** Begin Extracted entries **

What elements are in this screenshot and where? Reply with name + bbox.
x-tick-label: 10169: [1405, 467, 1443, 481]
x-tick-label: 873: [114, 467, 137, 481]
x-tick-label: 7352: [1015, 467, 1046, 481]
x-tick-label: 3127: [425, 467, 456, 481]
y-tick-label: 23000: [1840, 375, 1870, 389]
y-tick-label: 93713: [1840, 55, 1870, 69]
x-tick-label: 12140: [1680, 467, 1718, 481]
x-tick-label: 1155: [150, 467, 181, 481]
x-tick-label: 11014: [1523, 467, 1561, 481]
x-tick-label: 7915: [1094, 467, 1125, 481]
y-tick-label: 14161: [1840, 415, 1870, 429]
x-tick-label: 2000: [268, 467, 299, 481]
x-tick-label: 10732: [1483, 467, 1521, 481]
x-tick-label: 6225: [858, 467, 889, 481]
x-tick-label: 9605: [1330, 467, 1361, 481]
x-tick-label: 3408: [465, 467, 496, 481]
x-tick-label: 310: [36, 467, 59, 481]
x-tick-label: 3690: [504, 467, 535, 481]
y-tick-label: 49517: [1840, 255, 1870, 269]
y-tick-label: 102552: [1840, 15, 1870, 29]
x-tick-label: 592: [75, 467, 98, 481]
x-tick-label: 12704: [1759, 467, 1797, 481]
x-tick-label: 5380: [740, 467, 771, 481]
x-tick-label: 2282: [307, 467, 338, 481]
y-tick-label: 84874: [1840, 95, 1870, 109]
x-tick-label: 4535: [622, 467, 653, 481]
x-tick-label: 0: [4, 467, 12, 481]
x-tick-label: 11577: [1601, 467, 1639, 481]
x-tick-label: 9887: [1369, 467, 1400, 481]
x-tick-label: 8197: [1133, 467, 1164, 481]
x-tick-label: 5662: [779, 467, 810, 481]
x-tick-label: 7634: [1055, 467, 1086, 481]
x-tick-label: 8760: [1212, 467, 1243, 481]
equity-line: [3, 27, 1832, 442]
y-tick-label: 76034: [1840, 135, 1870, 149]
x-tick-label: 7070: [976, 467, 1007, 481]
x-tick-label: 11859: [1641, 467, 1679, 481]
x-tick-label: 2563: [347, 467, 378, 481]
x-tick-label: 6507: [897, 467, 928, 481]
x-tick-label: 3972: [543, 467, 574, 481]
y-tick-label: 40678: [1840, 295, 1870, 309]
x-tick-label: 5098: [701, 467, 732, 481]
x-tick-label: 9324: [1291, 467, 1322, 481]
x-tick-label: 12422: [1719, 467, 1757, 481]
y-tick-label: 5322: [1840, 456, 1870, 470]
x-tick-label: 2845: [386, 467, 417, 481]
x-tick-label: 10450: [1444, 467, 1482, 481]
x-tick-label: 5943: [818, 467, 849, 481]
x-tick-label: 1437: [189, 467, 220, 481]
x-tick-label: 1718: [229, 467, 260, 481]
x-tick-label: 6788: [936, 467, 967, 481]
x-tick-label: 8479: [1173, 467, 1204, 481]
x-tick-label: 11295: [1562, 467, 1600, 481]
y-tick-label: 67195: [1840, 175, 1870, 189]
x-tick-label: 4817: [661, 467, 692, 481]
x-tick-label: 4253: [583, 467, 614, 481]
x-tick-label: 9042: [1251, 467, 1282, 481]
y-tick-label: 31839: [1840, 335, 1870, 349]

** End Extracted entries **

**What you are asked to do**
Copy out the listing above word for word, starting with its first line and ending with the line containing "x-tick-label: 310: [36, 467, 59, 481]", both included.

**The answer**
What elements are in this screenshot and where? Reply with name + bbox.
x-tick-label: 10169: [1405, 467, 1443, 481]
x-tick-label: 873: [114, 467, 137, 481]
x-tick-label: 7352: [1015, 467, 1046, 481]
x-tick-label: 3127: [425, 467, 456, 481]
y-tick-label: 23000: [1840, 375, 1870, 389]
y-tick-label: 93713: [1840, 55, 1870, 69]
x-tick-label: 12140: [1680, 467, 1718, 481]
x-tick-label: 1155: [150, 467, 181, 481]
x-tick-label: 11014: [1523, 467, 1561, 481]
x-tick-label: 7915: [1094, 467, 1125, 481]
y-tick-label: 14161: [1840, 415, 1870, 429]
x-tick-label: 2000: [268, 467, 299, 481]
x-tick-label: 10732: [1483, 467, 1521, 481]
x-tick-label: 6225: [858, 467, 889, 481]
x-tick-label: 9605: [1330, 467, 1361, 481]
x-tick-label: 3408: [465, 467, 496, 481]
x-tick-label: 310: [36, 467, 59, 481]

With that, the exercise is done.